> **REQUIRED WORK**:
How many of the lines contain the string "text"? Give the number, with no other words.

— Start —

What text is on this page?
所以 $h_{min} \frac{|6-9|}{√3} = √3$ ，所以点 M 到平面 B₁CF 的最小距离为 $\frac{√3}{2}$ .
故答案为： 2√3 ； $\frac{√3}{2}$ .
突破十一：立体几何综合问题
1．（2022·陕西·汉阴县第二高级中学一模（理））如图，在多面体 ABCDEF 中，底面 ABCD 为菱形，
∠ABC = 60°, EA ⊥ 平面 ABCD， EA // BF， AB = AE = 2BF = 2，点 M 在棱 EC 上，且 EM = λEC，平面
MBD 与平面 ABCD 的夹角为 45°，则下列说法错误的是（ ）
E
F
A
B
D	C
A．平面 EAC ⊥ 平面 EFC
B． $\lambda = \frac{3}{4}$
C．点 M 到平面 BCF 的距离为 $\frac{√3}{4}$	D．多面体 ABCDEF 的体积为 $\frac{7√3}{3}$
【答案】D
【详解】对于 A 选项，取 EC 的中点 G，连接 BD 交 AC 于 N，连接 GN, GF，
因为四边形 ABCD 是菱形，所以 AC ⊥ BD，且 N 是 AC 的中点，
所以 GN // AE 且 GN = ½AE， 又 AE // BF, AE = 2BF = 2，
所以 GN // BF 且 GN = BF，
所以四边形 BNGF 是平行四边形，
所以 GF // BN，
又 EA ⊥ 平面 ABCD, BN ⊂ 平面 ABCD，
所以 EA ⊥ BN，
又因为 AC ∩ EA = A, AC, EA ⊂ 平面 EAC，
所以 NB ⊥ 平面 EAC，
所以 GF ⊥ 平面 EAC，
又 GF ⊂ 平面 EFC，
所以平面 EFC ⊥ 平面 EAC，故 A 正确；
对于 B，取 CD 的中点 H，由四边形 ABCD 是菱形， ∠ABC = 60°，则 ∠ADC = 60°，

— End —
— Start —

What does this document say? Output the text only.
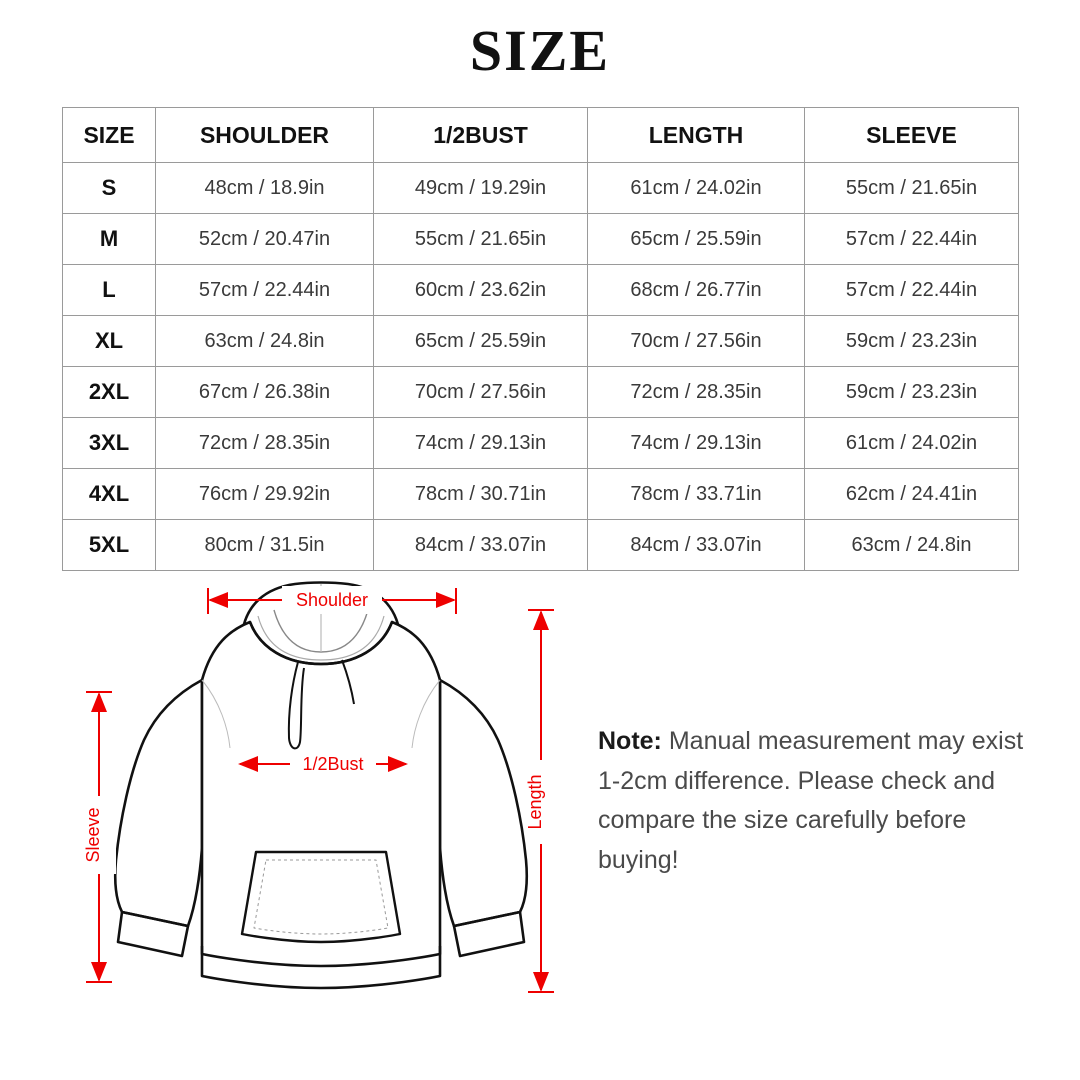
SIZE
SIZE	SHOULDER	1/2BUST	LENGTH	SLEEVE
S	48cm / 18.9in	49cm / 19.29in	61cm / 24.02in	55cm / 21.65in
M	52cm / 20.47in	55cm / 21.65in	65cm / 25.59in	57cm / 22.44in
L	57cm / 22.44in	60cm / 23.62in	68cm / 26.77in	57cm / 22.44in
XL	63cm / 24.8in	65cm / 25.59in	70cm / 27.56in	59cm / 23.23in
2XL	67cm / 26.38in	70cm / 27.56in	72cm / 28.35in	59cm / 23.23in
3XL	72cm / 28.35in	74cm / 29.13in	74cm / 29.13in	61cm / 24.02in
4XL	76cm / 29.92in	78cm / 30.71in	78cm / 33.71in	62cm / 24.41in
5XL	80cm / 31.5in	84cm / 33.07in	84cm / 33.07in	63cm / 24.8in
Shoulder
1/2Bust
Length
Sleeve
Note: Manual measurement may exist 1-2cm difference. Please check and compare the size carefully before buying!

— End —

> **RESPONSE TO THIS EXERCISE**:
2